AIM OF THE TASK
In the entries, find all lines that hold the word "family" and copy them.

--- Begin DATA FOR THIS EXERCISE ---

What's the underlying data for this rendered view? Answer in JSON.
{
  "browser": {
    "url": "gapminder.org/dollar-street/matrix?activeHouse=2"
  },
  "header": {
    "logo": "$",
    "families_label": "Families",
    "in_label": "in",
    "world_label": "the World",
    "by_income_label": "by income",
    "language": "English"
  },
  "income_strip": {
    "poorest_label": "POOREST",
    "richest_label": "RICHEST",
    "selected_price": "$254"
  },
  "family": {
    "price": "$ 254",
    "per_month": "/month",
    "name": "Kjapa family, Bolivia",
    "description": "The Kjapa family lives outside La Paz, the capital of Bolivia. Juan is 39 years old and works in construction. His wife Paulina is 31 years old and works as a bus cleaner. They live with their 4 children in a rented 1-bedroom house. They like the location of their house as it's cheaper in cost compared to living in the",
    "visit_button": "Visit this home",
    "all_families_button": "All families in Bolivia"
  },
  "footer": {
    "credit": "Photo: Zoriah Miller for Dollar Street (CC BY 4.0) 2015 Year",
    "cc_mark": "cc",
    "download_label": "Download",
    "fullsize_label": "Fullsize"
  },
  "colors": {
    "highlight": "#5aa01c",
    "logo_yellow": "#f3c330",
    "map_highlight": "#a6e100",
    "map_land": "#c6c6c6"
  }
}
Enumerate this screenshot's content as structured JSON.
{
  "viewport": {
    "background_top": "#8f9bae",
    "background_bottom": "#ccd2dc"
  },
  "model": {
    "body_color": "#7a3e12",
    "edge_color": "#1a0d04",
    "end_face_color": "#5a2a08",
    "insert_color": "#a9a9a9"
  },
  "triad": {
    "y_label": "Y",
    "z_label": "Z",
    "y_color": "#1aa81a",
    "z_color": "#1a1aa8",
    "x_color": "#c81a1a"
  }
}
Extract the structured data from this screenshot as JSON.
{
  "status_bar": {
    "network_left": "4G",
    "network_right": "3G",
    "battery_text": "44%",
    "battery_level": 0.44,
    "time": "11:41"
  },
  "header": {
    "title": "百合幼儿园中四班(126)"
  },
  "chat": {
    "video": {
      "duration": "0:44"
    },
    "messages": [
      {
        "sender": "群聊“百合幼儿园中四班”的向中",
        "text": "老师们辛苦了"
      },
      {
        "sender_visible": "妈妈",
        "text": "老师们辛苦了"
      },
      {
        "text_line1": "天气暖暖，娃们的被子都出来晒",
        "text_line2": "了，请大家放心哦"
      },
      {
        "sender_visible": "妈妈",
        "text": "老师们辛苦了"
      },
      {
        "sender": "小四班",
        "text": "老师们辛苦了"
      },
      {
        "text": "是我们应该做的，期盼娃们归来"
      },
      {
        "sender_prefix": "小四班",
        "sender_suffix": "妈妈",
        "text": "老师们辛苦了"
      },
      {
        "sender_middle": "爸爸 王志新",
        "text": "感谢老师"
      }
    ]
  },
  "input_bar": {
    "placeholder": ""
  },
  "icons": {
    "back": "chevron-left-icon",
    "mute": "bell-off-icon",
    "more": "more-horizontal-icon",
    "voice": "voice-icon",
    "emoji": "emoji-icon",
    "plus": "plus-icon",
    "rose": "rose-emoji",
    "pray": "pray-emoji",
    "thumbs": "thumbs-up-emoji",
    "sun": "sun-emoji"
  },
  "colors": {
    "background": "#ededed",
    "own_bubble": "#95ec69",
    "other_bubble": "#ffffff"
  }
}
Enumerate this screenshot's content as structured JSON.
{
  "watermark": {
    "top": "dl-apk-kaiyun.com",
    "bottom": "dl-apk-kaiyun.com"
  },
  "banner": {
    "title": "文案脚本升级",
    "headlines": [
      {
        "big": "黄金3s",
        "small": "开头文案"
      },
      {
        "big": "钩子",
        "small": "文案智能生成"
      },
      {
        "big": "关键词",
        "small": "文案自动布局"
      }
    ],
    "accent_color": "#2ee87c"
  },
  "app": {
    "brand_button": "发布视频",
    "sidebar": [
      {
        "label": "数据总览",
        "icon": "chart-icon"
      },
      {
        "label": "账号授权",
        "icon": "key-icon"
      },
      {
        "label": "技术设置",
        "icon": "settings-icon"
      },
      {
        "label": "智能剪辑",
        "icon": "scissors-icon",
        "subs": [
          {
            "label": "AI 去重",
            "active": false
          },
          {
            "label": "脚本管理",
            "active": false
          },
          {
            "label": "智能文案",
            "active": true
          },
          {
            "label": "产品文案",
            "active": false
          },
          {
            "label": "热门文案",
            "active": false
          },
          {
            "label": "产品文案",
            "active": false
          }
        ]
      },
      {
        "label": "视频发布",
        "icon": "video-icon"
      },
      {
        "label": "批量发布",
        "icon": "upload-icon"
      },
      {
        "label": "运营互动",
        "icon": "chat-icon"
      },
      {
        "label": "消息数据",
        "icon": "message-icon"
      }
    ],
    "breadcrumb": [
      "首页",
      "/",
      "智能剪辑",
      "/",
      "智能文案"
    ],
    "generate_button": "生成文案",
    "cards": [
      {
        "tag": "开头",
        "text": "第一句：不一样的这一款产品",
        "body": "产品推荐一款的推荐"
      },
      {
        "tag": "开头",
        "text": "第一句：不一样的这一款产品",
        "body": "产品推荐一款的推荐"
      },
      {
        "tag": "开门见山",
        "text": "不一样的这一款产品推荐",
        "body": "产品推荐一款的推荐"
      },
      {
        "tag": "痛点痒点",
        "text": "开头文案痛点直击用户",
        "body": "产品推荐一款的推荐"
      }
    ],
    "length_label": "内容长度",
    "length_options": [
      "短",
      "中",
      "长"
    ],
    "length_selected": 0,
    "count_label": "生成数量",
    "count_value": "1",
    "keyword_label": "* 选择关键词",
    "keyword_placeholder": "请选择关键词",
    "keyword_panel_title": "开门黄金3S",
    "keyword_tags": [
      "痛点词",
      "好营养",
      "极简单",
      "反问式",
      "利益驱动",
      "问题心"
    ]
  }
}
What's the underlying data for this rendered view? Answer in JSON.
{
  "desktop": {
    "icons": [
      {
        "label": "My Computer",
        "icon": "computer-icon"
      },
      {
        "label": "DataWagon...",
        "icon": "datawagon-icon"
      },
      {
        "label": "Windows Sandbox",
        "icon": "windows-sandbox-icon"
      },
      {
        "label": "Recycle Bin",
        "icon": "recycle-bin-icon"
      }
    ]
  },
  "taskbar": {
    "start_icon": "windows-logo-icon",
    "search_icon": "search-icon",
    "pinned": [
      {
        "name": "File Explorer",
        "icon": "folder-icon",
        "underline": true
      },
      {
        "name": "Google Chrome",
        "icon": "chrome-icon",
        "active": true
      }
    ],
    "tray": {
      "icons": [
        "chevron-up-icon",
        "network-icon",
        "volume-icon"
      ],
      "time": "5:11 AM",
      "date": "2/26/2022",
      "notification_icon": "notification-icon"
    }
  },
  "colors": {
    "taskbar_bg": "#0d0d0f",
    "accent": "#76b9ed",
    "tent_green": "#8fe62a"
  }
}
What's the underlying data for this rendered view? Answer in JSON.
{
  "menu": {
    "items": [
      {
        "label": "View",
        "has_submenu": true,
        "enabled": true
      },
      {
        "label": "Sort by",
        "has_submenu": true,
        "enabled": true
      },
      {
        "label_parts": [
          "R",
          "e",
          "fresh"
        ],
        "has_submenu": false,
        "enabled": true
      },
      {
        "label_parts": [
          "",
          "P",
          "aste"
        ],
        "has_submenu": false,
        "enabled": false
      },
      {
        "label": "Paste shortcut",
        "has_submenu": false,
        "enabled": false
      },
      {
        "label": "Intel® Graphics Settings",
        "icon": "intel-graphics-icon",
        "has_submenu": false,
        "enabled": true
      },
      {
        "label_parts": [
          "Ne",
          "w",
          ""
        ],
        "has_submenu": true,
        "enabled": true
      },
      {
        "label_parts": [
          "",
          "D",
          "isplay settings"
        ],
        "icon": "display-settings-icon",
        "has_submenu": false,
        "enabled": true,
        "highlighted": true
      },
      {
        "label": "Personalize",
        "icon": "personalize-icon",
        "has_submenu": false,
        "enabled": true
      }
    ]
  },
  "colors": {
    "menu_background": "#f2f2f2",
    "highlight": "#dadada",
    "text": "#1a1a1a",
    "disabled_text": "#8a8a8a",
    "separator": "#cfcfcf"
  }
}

--- End DATA FOR THIS EXERCISE ---

COMPLETE ANSWER
  "family": {
    "name": "Kjapa family, Bolivia",
    "description": "The Kjapa family lives outside La Paz, the capital of Bolivia. Juan is 39 years old and works in construction. His wife Paulina is 31 years old and works as a bus cleaner. They live with their 4 children in a rented 1-bedroom house. They like the location of their house as it's cheaper in cost compared to living in the",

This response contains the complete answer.